Find every line with "легендарный" in it, then report how many there are and nothing more.

◇ ◇ ◇ ◇ ◇

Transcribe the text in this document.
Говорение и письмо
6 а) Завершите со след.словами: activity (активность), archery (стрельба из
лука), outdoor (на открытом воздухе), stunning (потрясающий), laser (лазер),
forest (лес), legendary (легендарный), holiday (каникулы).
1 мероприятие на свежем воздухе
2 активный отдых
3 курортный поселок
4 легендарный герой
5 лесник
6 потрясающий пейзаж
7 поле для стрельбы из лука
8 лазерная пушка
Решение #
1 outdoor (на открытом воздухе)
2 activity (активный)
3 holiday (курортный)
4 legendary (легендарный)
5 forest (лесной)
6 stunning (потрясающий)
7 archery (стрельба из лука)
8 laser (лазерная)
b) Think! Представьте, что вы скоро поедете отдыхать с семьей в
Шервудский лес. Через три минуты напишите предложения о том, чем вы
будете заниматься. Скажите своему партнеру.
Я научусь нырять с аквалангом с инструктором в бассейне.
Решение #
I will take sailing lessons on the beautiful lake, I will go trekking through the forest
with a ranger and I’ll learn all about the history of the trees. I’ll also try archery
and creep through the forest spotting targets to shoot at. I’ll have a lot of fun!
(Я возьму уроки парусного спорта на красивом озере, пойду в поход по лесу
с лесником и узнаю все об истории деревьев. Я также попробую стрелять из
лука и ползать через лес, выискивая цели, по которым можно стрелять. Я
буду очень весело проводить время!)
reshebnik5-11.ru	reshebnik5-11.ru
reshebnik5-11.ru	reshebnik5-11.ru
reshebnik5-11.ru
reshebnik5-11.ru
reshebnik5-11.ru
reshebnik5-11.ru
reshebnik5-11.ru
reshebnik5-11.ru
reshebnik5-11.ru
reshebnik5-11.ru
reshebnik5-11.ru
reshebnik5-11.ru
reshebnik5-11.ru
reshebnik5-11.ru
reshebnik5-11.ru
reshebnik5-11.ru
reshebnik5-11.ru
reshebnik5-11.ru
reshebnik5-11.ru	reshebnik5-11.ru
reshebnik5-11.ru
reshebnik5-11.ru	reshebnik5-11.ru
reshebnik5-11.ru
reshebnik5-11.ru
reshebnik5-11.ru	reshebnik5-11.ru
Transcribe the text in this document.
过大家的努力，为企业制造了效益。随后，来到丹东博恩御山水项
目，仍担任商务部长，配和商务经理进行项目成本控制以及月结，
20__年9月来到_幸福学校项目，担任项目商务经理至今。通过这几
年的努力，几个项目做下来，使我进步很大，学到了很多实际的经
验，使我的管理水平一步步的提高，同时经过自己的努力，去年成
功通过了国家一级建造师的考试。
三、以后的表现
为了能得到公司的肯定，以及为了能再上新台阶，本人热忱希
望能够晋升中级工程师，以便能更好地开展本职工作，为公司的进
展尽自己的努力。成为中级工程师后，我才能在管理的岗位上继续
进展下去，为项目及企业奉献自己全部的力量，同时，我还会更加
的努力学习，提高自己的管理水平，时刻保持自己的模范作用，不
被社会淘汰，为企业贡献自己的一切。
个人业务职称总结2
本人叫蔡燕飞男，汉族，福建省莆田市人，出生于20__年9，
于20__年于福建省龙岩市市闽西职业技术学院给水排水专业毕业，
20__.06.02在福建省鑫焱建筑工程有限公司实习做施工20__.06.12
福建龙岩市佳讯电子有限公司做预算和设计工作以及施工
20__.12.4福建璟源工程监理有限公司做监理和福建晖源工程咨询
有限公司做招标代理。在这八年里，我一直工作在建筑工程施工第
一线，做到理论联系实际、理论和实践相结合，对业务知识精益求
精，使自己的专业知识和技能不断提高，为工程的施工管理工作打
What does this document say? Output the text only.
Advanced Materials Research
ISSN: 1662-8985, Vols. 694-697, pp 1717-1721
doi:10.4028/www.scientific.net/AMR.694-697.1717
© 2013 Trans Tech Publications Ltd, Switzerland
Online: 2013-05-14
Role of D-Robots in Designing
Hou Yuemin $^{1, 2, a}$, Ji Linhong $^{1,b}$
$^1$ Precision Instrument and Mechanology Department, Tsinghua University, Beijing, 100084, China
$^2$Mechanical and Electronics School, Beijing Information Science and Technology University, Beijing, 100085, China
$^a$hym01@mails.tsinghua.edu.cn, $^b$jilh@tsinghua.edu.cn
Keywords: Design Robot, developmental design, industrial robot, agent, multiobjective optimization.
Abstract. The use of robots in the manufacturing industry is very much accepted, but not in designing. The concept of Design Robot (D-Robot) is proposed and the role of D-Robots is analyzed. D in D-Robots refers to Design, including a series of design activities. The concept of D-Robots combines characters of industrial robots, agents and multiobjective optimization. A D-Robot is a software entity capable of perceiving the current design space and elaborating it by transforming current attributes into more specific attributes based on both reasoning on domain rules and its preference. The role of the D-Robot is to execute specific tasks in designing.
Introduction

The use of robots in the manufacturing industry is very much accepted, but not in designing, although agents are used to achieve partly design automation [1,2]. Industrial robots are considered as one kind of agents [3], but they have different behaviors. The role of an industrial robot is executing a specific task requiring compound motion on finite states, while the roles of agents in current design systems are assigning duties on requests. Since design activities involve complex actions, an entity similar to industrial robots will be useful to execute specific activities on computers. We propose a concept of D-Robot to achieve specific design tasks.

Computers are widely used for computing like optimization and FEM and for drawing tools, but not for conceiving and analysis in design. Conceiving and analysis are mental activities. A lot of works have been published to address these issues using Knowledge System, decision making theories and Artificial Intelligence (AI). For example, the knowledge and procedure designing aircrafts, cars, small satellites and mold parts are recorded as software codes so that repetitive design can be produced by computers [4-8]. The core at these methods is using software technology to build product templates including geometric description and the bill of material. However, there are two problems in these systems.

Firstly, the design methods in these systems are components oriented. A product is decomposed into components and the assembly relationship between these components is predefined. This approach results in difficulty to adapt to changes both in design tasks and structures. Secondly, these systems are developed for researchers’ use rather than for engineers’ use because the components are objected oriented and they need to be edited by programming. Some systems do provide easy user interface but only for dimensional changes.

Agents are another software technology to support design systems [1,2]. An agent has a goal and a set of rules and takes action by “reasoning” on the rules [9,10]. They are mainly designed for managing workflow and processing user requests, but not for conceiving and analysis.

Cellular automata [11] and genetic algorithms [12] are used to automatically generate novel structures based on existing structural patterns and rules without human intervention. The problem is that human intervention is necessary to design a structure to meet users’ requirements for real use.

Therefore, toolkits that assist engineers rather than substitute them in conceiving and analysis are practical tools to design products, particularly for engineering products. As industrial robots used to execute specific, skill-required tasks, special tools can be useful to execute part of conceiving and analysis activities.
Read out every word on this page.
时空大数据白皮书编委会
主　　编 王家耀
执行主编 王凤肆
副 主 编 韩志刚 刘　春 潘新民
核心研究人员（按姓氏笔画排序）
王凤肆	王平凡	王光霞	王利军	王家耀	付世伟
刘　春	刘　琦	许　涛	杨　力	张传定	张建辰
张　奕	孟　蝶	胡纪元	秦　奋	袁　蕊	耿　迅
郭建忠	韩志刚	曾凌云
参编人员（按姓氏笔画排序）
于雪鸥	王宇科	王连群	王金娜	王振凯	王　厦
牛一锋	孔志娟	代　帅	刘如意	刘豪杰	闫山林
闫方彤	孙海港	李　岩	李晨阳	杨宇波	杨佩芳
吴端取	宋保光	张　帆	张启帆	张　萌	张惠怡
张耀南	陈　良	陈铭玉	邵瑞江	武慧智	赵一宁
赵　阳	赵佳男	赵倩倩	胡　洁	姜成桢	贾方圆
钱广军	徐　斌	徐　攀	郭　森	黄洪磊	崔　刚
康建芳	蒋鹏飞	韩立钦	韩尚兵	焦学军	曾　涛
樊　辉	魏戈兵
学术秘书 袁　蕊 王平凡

◇ ◇ ◇ ◇ ◇

» **Completed task**
3